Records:
————————

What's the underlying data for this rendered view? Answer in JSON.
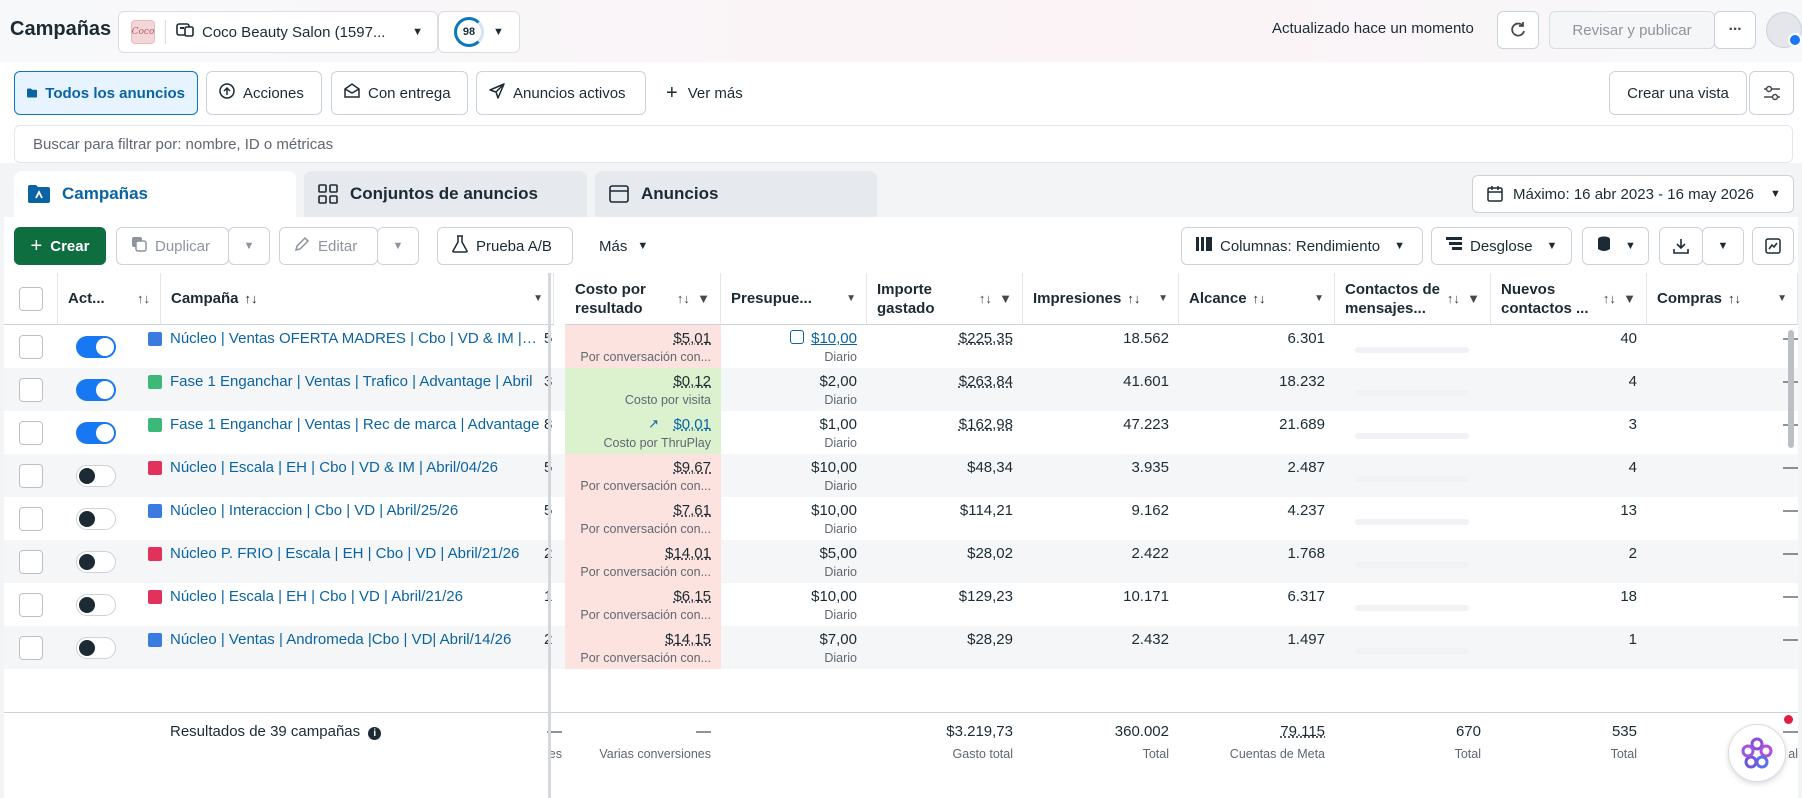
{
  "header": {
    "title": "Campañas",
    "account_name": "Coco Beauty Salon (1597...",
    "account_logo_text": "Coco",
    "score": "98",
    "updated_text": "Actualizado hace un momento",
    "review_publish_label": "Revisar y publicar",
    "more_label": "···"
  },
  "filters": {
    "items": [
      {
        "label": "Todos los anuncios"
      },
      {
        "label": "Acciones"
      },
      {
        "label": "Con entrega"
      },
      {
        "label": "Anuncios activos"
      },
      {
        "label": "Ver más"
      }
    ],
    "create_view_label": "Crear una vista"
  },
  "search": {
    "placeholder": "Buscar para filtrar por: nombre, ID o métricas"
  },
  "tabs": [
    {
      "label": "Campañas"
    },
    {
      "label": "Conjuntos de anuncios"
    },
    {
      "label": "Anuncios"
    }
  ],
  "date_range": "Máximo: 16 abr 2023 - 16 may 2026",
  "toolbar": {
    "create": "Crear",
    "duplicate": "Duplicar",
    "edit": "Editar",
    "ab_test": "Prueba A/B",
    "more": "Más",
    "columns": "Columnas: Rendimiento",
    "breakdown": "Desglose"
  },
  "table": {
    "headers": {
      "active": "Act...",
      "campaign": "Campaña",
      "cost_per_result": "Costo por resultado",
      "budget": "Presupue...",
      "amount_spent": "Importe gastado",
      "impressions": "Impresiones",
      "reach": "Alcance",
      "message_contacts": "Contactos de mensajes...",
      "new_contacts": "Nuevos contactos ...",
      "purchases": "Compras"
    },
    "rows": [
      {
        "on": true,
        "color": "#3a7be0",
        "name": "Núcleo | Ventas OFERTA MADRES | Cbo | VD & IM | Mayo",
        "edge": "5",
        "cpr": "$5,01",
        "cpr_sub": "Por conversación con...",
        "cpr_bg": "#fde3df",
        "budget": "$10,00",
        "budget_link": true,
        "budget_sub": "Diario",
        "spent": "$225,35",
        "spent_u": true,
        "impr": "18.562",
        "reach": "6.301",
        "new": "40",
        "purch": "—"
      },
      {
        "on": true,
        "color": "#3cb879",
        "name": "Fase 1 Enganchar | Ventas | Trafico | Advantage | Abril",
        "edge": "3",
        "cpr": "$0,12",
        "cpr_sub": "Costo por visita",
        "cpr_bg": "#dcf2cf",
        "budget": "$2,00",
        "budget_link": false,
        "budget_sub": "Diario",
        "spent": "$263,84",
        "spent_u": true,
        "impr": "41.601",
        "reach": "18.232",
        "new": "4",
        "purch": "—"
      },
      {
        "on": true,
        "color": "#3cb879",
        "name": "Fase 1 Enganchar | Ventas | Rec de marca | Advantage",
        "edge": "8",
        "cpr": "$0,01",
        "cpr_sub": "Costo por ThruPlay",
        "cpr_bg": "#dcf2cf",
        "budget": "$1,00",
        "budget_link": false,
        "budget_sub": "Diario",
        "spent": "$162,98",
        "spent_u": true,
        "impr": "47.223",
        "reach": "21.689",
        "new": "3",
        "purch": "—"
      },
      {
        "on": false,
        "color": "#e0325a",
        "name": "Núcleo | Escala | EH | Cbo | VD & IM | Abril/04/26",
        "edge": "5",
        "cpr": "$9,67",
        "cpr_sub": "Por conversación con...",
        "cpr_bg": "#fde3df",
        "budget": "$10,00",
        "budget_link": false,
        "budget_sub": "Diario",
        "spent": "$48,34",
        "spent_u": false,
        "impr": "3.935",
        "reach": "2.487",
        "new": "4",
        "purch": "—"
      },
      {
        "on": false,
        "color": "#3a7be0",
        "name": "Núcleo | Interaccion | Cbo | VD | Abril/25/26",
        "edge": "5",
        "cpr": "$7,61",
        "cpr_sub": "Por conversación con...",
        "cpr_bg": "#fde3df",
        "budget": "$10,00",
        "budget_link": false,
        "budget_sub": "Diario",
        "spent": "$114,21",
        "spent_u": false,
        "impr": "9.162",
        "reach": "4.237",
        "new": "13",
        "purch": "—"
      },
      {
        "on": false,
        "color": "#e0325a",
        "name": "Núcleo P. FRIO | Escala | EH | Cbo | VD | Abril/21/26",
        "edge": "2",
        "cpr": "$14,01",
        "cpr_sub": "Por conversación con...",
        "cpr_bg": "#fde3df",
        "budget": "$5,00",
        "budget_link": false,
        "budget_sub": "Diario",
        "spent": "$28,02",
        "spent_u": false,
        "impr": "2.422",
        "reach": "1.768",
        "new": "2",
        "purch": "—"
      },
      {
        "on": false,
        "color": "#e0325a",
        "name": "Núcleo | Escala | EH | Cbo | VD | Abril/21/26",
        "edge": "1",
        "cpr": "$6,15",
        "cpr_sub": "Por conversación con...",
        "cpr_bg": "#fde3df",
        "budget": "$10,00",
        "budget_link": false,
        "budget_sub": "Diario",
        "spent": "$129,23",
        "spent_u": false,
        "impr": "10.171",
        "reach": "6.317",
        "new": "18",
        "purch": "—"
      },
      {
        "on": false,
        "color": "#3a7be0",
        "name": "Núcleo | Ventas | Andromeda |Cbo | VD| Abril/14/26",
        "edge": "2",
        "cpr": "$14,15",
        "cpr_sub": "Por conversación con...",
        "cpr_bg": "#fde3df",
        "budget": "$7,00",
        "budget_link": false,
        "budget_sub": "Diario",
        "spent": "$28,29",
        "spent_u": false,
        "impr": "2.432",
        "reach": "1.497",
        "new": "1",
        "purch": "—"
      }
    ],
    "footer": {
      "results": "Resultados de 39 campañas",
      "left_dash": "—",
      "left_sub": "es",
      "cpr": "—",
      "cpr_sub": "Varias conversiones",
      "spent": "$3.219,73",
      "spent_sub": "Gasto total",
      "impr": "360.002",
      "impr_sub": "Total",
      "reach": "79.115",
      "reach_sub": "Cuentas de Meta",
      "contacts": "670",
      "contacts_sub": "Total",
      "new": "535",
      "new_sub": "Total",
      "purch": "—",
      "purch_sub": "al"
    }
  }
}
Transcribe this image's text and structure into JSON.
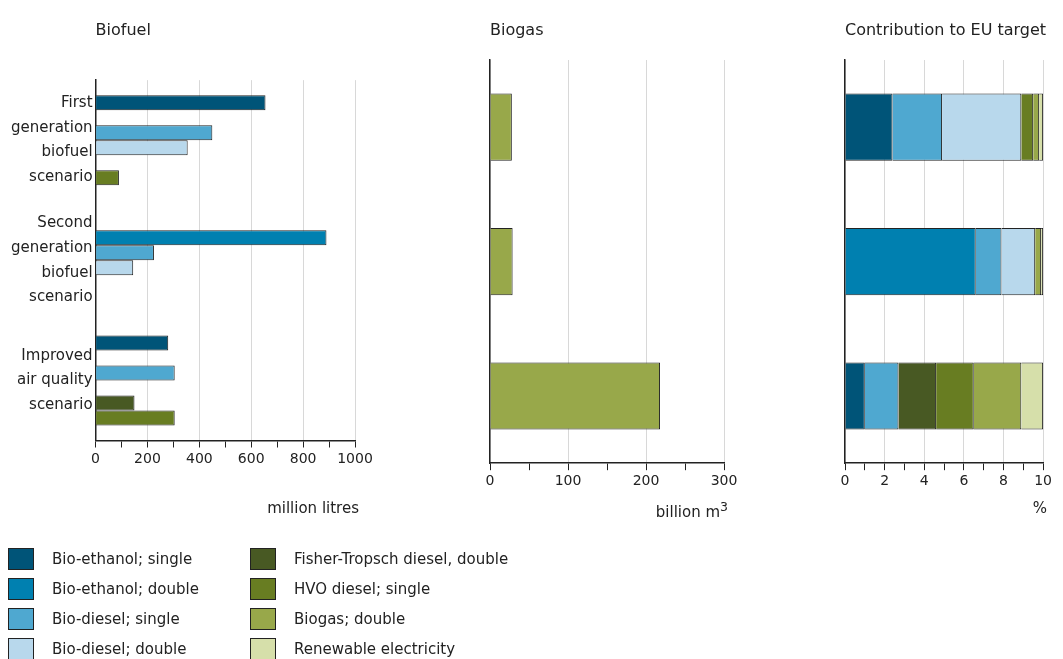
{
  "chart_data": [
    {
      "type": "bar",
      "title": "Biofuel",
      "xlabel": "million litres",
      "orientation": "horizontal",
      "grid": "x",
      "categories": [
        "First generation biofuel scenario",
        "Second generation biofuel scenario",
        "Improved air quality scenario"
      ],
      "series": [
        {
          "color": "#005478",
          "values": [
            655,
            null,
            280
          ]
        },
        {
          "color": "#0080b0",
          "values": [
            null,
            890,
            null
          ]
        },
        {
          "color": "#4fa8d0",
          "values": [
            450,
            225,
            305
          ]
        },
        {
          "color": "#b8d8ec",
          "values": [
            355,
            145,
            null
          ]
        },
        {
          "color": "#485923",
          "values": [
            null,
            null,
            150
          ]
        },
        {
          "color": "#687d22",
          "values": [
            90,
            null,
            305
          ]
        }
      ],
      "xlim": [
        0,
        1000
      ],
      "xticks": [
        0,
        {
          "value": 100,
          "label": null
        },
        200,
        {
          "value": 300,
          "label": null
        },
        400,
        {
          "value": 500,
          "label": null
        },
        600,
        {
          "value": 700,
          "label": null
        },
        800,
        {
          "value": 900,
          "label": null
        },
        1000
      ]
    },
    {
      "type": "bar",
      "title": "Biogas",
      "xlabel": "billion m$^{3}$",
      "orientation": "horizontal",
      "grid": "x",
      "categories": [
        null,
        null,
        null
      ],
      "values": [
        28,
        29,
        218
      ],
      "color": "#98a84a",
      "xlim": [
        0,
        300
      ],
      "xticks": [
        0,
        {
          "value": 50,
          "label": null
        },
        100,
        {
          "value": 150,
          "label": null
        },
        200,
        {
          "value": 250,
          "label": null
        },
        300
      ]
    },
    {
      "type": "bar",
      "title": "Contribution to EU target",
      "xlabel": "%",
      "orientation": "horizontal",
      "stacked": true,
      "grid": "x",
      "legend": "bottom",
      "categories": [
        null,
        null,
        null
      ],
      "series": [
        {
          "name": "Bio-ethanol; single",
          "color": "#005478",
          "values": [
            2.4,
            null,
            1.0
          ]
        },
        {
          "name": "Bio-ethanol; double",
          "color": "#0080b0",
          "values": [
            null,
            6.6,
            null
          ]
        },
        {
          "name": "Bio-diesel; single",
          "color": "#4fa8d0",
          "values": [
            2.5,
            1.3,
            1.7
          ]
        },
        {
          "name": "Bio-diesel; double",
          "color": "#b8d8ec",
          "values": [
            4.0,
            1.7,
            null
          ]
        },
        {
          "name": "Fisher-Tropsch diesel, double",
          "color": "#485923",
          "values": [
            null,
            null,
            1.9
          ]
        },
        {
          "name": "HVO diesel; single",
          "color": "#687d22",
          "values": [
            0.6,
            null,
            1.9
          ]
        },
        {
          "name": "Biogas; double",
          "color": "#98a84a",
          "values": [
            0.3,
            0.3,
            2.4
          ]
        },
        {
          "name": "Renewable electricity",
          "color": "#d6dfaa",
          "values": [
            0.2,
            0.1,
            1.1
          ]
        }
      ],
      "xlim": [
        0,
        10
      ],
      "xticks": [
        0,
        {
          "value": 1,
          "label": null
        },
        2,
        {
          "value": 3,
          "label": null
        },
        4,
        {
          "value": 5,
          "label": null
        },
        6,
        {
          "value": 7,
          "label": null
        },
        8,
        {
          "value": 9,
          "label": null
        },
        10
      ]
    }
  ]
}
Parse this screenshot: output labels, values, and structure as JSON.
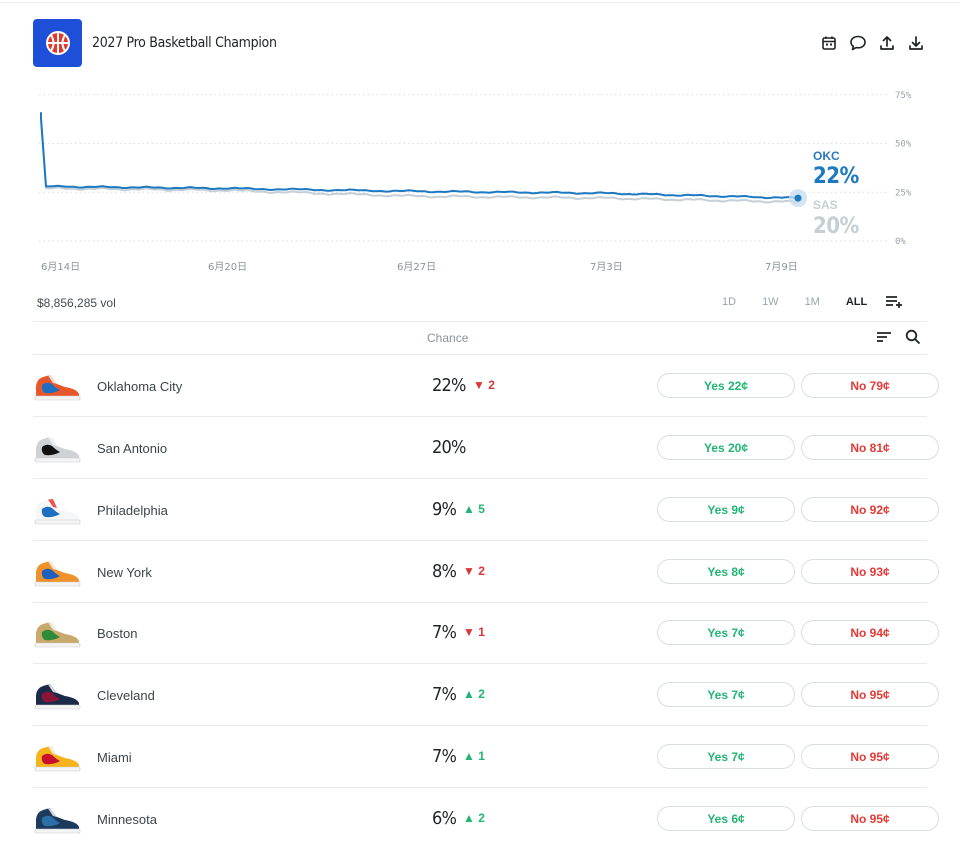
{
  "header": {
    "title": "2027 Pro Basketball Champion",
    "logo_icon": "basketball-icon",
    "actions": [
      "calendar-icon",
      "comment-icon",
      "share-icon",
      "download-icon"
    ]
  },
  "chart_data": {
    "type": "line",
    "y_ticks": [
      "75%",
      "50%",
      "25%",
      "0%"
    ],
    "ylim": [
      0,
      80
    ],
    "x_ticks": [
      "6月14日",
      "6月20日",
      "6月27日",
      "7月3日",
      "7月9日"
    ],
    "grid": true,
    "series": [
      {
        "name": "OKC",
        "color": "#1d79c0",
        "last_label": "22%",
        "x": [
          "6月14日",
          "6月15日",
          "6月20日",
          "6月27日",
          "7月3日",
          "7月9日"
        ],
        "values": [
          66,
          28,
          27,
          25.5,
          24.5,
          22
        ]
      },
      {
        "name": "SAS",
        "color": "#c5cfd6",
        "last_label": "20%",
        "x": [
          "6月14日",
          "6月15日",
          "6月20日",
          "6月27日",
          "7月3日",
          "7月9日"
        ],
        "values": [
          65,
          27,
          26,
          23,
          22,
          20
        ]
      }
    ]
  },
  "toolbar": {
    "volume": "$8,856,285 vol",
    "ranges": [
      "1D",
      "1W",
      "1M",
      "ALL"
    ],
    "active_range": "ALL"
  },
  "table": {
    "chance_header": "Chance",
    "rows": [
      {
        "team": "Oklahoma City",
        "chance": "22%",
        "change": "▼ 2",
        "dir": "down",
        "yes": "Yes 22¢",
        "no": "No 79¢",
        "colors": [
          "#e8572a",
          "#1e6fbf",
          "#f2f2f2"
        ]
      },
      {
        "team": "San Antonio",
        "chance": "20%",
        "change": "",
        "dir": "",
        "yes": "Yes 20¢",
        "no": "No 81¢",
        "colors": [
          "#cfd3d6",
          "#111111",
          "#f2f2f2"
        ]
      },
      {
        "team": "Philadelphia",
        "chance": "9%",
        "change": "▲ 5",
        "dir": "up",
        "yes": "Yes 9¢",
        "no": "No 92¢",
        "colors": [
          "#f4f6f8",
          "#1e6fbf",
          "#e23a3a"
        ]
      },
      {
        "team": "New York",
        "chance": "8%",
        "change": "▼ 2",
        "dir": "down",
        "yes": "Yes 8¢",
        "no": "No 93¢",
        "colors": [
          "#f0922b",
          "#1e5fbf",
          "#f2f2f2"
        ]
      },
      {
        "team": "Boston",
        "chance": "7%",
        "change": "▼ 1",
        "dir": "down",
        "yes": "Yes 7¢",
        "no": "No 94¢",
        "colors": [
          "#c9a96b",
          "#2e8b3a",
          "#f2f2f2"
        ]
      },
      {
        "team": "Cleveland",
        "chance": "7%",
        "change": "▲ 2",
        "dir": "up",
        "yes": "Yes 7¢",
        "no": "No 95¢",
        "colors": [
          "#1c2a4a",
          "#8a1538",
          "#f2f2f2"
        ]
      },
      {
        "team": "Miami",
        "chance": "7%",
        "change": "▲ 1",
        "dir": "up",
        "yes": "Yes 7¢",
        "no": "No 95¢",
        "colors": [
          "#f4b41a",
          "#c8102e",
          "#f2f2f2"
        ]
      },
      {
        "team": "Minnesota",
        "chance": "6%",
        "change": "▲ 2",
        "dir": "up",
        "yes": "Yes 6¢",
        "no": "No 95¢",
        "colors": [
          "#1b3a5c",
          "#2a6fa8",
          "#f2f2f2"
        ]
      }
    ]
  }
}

————————

* _Job_
Copy out each line in the listing that has the word "Costo".

* _Expected answer_
      "cost_per_result": "Costo por resultado",
        "cpr_sub": "Costo por visita",
        "cpr_sub": "Costo por ThruPlay",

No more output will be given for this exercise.